- REQUIRED TASKS:
1) Reproduce the passage of the Barclays profit report from "Adjusted pretax profit" up to and including "publish full-year results.", switching "statement" to "announcement".
2) Pick up the report on Barclays' full-year profit after its last sentence and keep writing it.

Barclays reported full-year profit yesterday that missed analysts’ estimates as litigation and compensation charges complicated chief executive Antony Jenkins’ overhaul of Britain’s second-biggest bank.

Adjusted pretax profit for last year was £5.2 billion (R95bn), Barclays said yesterday. That is 26 percent down from £7.05bn in 2012 and missed the £5.4bn consensus analyst estimate compiled by the bank. Barclays did not provide further details in the statement, released a day before it was scheduled to publish full-year results.

The banking group raised about £5.8bn from investors in a rights offering last year to appease regulators’ concerns about the bank’s capital strength. Jenkins is cutting jobs, including hundreds of positions at the investment banking operation, to remove £1.7bn of costs by next year.

“It’s difficult to say because of a lack of detail, but if the miss is because of costs to achieve [Jenkins’s overhaul plan], then we will take that as a positive,” said Vivek Raja, a banking analyst at Oriel Securities in London. “Barclays would be accelerating the programme and that should quell concerns about capital and the balance sheet.”

- GIVEN INFORMATION:
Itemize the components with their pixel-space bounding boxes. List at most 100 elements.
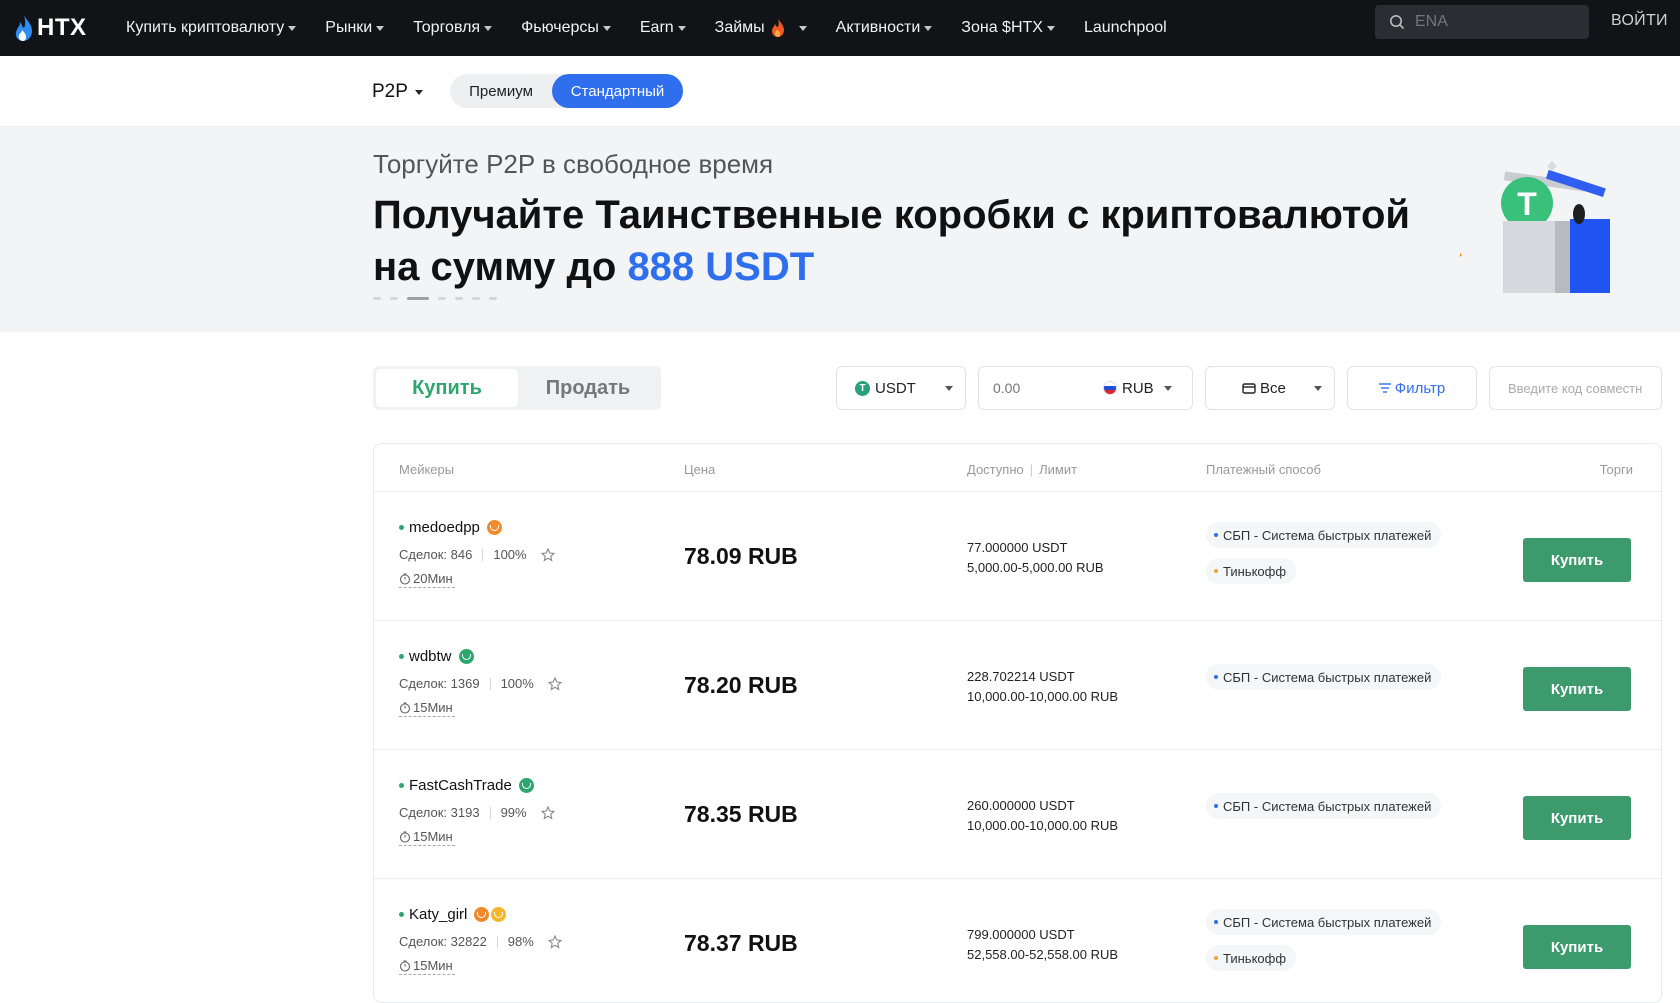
completion-rate: 100%: [493, 547, 527, 562]
search-box[interactable]: [1375, 5, 1589, 39]
chevron-down-icon: [1163, 386, 1172, 391]
amount-input[interactable]: [993, 380, 1103, 396]
payment-methods: СБП - Система быстрых платежей Тинькофф: [1206, 522, 1442, 594]
maker-name-line[interactable]: wdbtw: [399, 648, 562, 665]
merchant-badge-icon: [486, 520, 502, 535]
header-payment: Платежный способ: [1206, 462, 1321, 477]
carousel-dot-active[interactable]: [407, 297, 429, 300]
nav-activities[interactable]: Активности: [836, 19, 933, 37]
table-row: wdbtw Сделок: 1369 100% 15Мин 78.20 RUB 2…: [374, 621, 1661, 750]
header-trade: Торги: [1599, 462, 1633, 477]
carousel-dot[interactable]: [373, 297, 381, 300]
payment-methods: СБП - Система быстрых платежей: [1206, 664, 1442, 700]
nav-launchpool[interactable]: Launchpool: [1084, 19, 1167, 37]
maker-info: medoedpp Сделок: 846 100% 20Мин: [399, 519, 555, 588]
login-button[interactable]: ВОЙТИ: [1611, 12, 1668, 30]
payment-time: 15Мин: [399, 700, 455, 717]
payment-label: СБП - Система быстрых платежей: [1223, 798, 1432, 814]
chevron-down-icon: [376, 26, 385, 31]
payment-tag: СБП - Система быстрых платежей: [1206, 522, 1442, 548]
nav-label: Фьючерсы: [521, 19, 599, 36]
deal-count: Сделок: 1369: [399, 676, 480, 691]
header-limit: Лимит: [1039, 462, 1078, 477]
amount-field[interactable]: RUB: [978, 366, 1193, 410]
svg-text:T: T: [1517, 186, 1537, 222]
nav-futures[interactable]: Фьючерсы: [521, 19, 611, 37]
buy-tab[interactable]: Купить: [376, 369, 518, 407]
maker-name-line[interactable]: medoedpp: [399, 519, 555, 536]
carousel-dot[interactable]: [455, 297, 463, 300]
payment-label: СБП - Система быстрых платежей: [1223, 527, 1432, 543]
star-icon[interactable]: [540, 547, 555, 562]
merchant-badge-icon: [474, 907, 490, 922]
carousel-dot[interactable]: [472, 297, 480, 300]
chevron-down-icon: [484, 26, 493, 31]
filter-button[interactable]: Фильтр: [1347, 366, 1477, 410]
maker-name: Katy_girl: [409, 906, 468, 923]
nav-earn[interactable]: Earn: [640, 19, 686, 37]
star-icon[interactable]: [540, 805, 555, 820]
available-amount: 260.000000 USDT: [967, 798, 1075, 813]
nav-htx-zone[interactable]: Зона $HTX: [961, 19, 1055, 37]
nav-markets[interactable]: Рынки: [325, 19, 385, 37]
nav-label: Торговля: [413, 19, 481, 36]
search-input[interactable]: [1415, 13, 1575, 31]
carousel-dot[interactable]: [489, 297, 497, 300]
nav-trade[interactable]: Торговля: [413, 19, 493, 37]
buy-button[interactable]: Купить: [1523, 538, 1631, 582]
p2p-dropdown[interactable]: P2P: [372, 81, 423, 103]
clock-icon: [399, 701, 411, 714]
header-price: Цена: [684, 462, 716, 477]
p2p-label: P2P: [372, 81, 408, 102]
buy-button[interactable]: Купить: [1523, 667, 1631, 711]
star-icon[interactable]: [547, 676, 562, 691]
offer-price: 78.09 RUB: [684, 543, 798, 569]
buy-button[interactable]: Купить: [1523, 925, 1631, 969]
online-indicator: [399, 525, 404, 530]
tab-standard[interactable]: Стандартный: [552, 74, 683, 108]
completion-rate: 99%: [500, 805, 527, 820]
verified-badge-icon: [491, 907, 507, 922]
clock-icon: [399, 572, 411, 585]
star-icon[interactable]: [547, 934, 562, 949]
code-placeholder: Введите код совместн: [1508, 380, 1643, 396]
banner-title-accent: 888 USDT: [627, 245, 815, 289]
nav-loans[interactable]: Займы: [715, 18, 807, 38]
promo-banner[interactable]: Торгуйте P2P в свободное время Получайте…: [0, 127, 1680, 332]
offer-price: 78.37 RUB: [684, 930, 798, 956]
carousel-dot[interactable]: [390, 297, 398, 300]
coin-value: USDT: [875, 379, 916, 397]
time-value: 20Мин: [413, 571, 453, 586]
chevron-down-icon: [1046, 26, 1055, 31]
offers-table: Мейкеры Цена Доступно | Лимит Платежный сп…: [373, 443, 1662, 1003]
stat-divider: [482, 548, 484, 561]
maker-stats: Сделок: 846 100%: [399, 547, 555, 562]
maker-name-line[interactable]: FastCashTrade: [399, 777, 555, 794]
nav-buy-crypto[interactable]: Купить криптовалюту: [126, 19, 297, 37]
payment-dot: [1214, 956, 1218, 960]
payment-dot: [1214, 920, 1218, 924]
payment-dot: [1214, 569, 1218, 573]
payment-label: СБП - Система быстрых платежей: [1223, 914, 1432, 930]
russia-flag-icon: [1103, 381, 1117, 395]
cooperation-code-input[interactable]: Введите код совместн: [1489, 366, 1662, 410]
sell-tab[interactable]: Продать: [518, 369, 658, 407]
header-available-limit: Доступно | Лимит: [967, 462, 1077, 477]
mystery-box-illustration: T: [1460, 161, 1610, 293]
carousel-dot[interactable]: [438, 297, 446, 300]
payment-dot: [1214, 675, 1218, 679]
htx-logo[interactable]: HTX: [14, 10, 87, 46]
stat-divider: [489, 806, 491, 819]
payment-time: 20Мин: [399, 571, 455, 588]
wallet-icon: [1242, 383, 1256, 394]
header-makers: Мейкеры: [399, 462, 455, 477]
maker-name-line[interactable]: Katy_girl: [399, 906, 562, 923]
fiat-select[interactable]: RUB: [1103, 380, 1172, 397]
tab-premium[interactable]: Премиум: [450, 74, 552, 108]
buy-button[interactable]: Купить: [1523, 796, 1631, 840]
payment-tag: Тинькофф: [1206, 558, 1297, 584]
coin-select[interactable]: T USDT: [836, 366, 966, 410]
payment-tag: Тинькофф: [1206, 945, 1297, 971]
payment-label: Тинькофф: [1223, 950, 1287, 966]
payment-method-select[interactable]: Все: [1205, 366, 1335, 410]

- EXPECTED RESPONSES:
1)
Adjusted pretax profit for last year was £5.2 billion (R95bn), Barclays said yesterday. That is 26 percent down from £7.05bn in 2012 and missed the £5.4bn consensus analyst estimate compiled by the bank. Barclays did not provide further details in the announcement, released a day before it was scheduled to publish full-year results.

2)
The stock rose 1.6 percent to £2.76 as of 12.08pm in London trading yesterday, for a market value of about £44.5bn. The shares are up about 1.4 percent this year.

“Any marginal disappointment against wider sell-side expectations will have come within Barclays Capital,” the investment banking unit, wrote Ian Gordon, an analyst at Investec with a buy rating on the stock.

The unit probably caused the bulk of a “cost overrun” in the fourth quarter, he wrote in a note to investors.

Jenkins, who is struggling to restore trust in the bank following a series of scandals, said last month it would take a £330 million charge relating to penalties and lawsuits in the fourth quarter.

Yesterday’s release of earnings comes a day after the banking group said it was in talks with regulators about a possible criminal leak of client account information.

As many as 27 000 customer files containing personal and financial information were taken, the Mail on Sunday reported on Sunday, citing an unidentified whistle-blower.

It was unclear how the files were stolen, the newspaper said, adding that data was sold to brokers to be used for “investment scams”.

Barclays has also said it was being probed by regulators over whether it properly disclosed £322m of payments to Qatar’s sovereign wealth fund as part of a £7bn fundraising during the financial crisis, a move that helped the bank avoid a government bailout.

The UK markets regulator said last year that it might fine the bank £50m. Barclays said in October that it was still contesting the findings.

Statutory pretax profit rose to £2.9bn, the company said. That is up from £246m in the year-earlier period.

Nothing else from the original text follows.